[begin RECORDS FOR PROCESSING]

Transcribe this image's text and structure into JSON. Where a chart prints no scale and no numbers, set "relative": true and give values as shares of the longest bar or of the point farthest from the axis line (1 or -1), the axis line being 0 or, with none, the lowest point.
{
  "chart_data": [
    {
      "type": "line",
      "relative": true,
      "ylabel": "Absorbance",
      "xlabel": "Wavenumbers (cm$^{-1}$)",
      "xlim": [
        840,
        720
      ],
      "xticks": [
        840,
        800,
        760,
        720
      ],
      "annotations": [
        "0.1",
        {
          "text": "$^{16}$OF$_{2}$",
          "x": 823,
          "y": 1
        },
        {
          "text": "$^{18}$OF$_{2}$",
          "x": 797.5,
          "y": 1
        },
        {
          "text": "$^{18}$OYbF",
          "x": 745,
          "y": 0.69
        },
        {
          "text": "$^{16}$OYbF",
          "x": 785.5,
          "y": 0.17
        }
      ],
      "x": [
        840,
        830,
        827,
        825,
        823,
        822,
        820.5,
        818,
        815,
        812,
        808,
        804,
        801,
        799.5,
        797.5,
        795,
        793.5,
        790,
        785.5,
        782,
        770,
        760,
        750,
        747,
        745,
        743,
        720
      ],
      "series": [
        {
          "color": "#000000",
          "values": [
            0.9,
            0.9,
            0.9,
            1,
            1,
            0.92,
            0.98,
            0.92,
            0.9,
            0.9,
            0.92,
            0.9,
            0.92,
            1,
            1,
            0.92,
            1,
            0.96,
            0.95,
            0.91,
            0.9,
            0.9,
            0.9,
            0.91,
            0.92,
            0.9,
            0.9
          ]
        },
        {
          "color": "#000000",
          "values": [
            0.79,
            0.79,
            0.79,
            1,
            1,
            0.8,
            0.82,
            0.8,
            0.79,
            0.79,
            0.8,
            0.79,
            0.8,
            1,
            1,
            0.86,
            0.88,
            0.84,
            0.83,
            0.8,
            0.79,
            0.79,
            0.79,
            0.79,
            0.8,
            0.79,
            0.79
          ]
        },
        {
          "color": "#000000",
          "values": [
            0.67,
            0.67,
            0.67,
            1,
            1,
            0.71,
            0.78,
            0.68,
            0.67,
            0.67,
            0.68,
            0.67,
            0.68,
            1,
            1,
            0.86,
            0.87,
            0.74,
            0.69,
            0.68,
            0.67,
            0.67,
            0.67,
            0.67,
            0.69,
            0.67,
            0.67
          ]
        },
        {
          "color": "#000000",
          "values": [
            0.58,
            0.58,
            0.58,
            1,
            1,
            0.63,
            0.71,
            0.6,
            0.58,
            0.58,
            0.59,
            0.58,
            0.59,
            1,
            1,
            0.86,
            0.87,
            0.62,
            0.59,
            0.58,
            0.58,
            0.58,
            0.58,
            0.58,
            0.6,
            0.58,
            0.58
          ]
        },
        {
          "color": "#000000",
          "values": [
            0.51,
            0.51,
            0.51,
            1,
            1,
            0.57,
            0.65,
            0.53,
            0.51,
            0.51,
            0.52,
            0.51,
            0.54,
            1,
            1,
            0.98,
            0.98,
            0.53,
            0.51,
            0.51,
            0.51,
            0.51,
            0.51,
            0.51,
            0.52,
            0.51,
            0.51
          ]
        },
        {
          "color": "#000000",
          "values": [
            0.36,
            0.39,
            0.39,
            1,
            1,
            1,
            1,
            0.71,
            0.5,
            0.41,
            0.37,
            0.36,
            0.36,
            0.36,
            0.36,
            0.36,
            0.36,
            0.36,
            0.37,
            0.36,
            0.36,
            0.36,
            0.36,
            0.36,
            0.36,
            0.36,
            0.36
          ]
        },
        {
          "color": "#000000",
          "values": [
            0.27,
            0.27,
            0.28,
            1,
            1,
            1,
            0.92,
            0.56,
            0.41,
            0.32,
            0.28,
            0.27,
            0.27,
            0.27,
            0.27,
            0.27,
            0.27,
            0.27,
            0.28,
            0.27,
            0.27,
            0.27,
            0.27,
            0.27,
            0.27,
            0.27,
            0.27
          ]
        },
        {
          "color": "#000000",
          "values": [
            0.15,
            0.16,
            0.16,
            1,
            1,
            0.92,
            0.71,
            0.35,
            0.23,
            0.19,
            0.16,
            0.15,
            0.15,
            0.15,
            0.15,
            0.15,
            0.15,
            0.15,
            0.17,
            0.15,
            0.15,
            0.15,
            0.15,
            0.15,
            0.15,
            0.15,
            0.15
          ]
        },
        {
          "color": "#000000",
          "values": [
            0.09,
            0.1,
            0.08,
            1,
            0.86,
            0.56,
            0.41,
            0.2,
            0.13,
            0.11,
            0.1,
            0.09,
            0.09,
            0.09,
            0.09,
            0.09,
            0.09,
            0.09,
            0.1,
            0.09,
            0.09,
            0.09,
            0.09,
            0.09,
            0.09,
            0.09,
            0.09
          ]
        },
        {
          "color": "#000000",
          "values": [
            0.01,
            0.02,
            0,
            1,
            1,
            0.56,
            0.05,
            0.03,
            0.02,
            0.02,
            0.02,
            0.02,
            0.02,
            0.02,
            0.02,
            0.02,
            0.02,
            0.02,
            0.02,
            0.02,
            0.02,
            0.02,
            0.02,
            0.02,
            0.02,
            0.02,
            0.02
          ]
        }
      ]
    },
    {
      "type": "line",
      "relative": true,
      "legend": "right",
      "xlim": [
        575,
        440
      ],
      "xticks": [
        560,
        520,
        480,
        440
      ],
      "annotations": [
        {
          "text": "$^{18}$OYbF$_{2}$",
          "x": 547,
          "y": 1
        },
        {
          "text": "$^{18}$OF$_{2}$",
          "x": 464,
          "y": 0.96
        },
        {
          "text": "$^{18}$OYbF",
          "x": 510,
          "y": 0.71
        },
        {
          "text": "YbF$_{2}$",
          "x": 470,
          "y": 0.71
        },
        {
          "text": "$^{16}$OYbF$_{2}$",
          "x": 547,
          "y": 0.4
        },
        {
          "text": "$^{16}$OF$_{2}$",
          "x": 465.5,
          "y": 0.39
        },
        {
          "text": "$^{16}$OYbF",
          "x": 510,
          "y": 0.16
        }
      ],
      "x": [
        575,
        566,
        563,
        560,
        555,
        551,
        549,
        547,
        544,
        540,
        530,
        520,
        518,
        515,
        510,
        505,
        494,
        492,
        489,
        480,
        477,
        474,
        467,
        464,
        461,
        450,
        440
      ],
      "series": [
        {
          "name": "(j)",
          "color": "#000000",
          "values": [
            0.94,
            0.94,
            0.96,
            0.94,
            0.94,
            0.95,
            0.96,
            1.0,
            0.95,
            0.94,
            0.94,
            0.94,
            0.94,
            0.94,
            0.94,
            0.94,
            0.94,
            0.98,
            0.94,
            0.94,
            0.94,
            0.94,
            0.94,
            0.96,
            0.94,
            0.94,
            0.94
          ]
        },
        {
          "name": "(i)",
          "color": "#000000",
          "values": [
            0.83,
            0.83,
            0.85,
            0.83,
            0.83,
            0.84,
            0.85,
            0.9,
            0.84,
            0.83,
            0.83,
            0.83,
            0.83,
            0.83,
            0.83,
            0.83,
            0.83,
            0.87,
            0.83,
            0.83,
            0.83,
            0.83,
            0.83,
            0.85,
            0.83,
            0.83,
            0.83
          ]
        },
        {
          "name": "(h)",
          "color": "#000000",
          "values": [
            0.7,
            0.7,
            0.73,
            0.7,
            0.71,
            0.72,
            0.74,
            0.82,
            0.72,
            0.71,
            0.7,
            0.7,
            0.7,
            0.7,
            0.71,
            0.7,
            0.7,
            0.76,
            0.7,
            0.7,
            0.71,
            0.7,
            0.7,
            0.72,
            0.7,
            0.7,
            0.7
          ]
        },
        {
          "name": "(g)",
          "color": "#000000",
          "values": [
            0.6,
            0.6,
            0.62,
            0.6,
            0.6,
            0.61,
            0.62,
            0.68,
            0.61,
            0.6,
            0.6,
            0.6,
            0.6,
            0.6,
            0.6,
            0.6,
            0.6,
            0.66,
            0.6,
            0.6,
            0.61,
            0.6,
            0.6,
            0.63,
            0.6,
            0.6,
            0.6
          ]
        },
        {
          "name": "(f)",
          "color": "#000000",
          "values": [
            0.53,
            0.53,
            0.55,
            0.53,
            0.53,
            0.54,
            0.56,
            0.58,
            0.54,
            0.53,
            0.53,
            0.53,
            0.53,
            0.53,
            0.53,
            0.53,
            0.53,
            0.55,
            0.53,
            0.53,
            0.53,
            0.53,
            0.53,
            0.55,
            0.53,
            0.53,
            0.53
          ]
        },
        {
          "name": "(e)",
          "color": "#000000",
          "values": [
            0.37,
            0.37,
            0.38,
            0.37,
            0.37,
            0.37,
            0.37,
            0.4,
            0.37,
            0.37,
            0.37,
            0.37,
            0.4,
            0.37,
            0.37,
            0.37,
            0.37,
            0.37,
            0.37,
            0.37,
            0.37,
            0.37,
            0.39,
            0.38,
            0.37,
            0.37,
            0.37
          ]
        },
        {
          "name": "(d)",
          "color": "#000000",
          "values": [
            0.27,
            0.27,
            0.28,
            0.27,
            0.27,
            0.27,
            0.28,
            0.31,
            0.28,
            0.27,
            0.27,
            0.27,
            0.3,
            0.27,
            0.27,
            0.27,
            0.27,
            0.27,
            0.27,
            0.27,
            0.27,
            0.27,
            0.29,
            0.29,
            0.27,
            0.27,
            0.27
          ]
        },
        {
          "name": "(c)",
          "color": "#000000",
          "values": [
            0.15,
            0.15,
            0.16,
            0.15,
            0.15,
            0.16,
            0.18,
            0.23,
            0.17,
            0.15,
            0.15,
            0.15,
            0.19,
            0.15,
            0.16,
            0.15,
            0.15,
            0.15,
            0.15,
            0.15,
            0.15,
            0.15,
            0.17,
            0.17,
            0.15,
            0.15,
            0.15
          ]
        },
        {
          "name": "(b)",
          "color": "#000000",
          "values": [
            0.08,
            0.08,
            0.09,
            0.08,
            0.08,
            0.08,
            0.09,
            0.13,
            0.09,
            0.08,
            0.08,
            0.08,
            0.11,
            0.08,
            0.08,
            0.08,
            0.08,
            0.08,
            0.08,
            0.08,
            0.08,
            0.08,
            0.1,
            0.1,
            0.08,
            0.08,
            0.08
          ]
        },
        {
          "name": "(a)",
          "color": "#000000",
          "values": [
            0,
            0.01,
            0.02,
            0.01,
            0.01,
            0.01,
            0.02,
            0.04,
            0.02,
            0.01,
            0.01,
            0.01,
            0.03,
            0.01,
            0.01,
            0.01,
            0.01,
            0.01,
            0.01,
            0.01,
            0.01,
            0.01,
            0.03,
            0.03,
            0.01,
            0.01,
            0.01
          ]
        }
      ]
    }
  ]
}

[end RECORDS FOR PROCESSING]

* _EXERCISE OBJECTIVE_:
Filter the data for the string "name" and copy every line that has it.

* _SOLUTION TO THIS PROBLEM_:
          "name": "(j)",
          "name": "(i)",
          "name": "(h)",
          "name": "(g)",
          "name": "(f)",
          "name": "(e)",
          "name": "(d)",
          "name": "(c)",
          "name": "(b)",
          "name": "(a)",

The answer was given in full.